• _What you should do_: Extract the whole listing as it stands. Do not include the pictures.

Start of Input records

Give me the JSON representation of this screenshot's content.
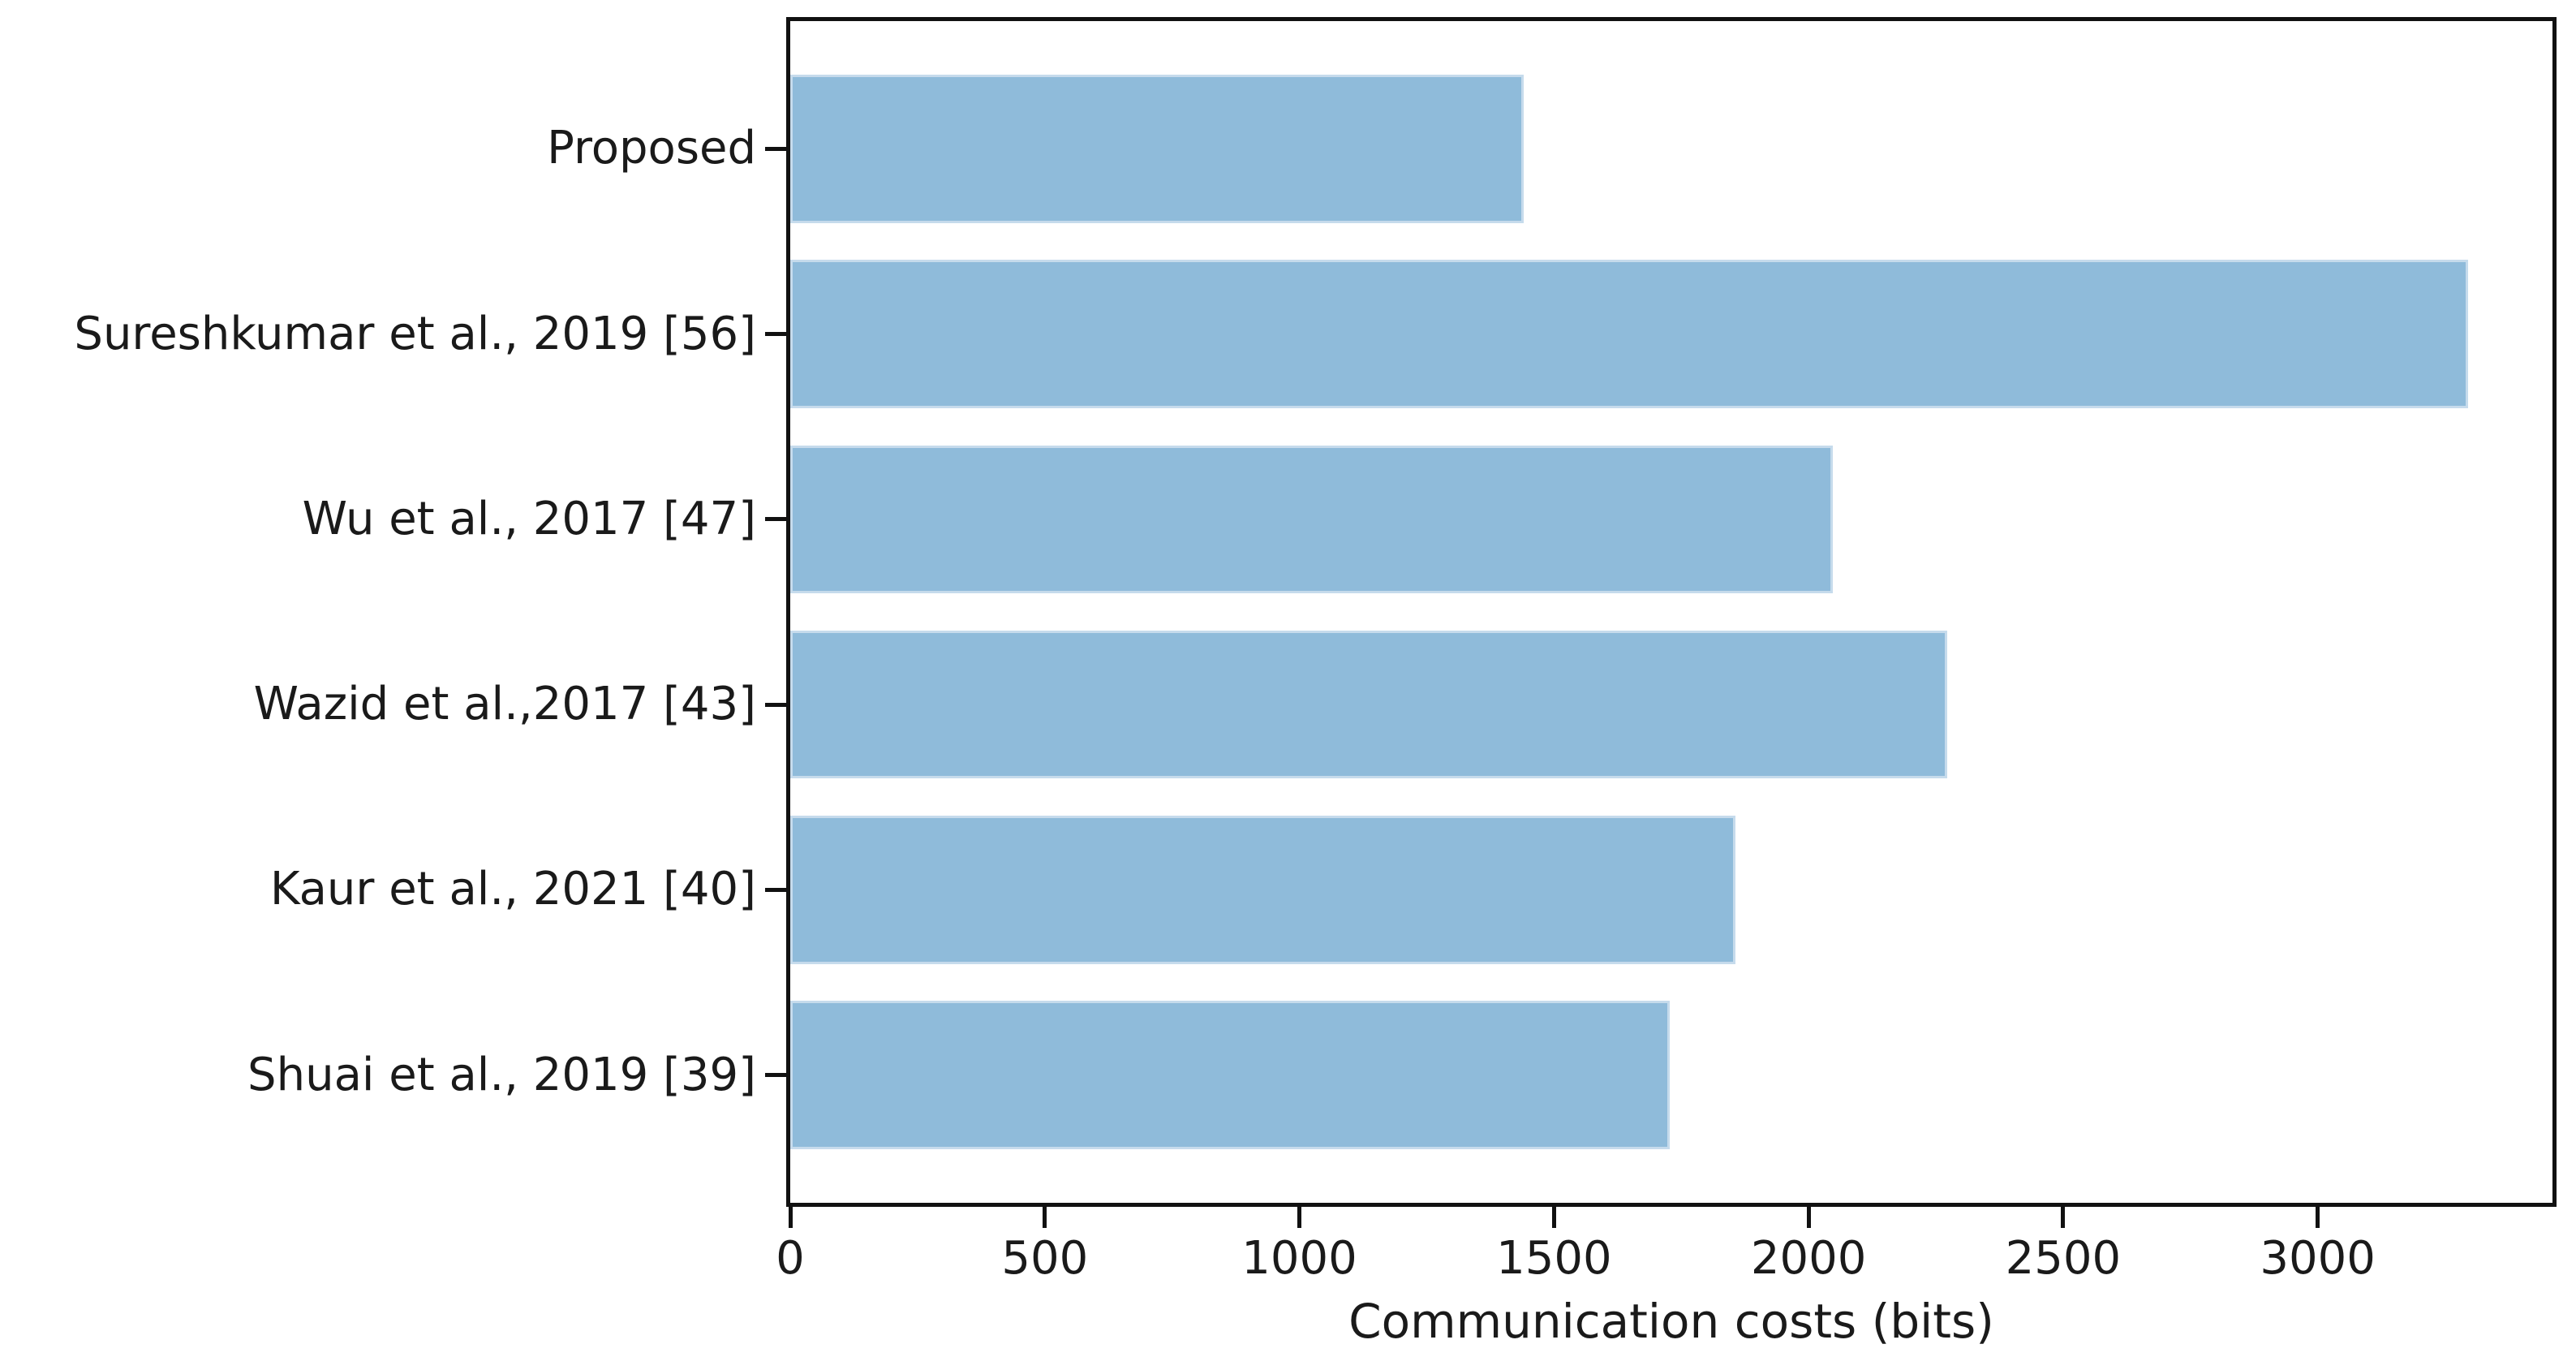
{
  "chart_data": {
    "type": "bar",
    "orientation": "horizontal",
    "title": "",
    "xlabel": "Communication costs (bits)",
    "ylabel": "",
    "categories": [
      "Proposed",
      "Sureshkumar et al., 2019 [56]",
      "Wu et al., 2017 [47]",
      "Wazid et al.,2017 [43]",
      "Kaur et al., 2021 [40]",
      "Shuai et al., 2019 [39]"
    ],
    "values": [
      1440,
      3296,
      2048,
      2272,
      1856,
      1728
    ],
    "xticks": [
      0,
      500,
      1000,
      1500,
      2000,
      2500,
      3000
    ],
    "xlim": [
      0,
      3461
    ],
    "grid": false,
    "legend": null,
    "bar_color": "#8fbbda",
    "bar_edge_color": "#c6dbec",
    "axis_color": "#111111",
    "text_color": "#1a1a1a"
  }
}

End of Input records

• _Completed task_:
Give me the JSON representation of this screenshot's content.
{
  "chart_data": {
    "type": "bar",
    "orientation": "horizontal",
    "title": "",
    "xlabel": "Communication costs (bits)",
    "ylabel": "",
    "categories": [
      "Proposed",
      "Sureshkumar et al., 2019 [56]",
      "Wu et al., 2017 [47]",
      "Wazid et al.,2017 [43]",
      "Kaur et al., 2021 [40]",
      "Shuai et al., 2019 [39]"
    ],
    "values": [
      1440,
      3296,
      2048,
      2272,
      1856,
      1728
    ],
    "xticks": [
      0,
      500,
      1000,
      1500,
      2000,
      2500,
      3000
    ],
    "xlim": [
      0,
      3461
    ],
    "grid": false,
    "legend": null,
    "bar_color": "#8fbbda",
    "bar_edge_color": "#c6dbec",
    "axis_color": "#111111",
    "text_color": "#1a1a1a"
  }
}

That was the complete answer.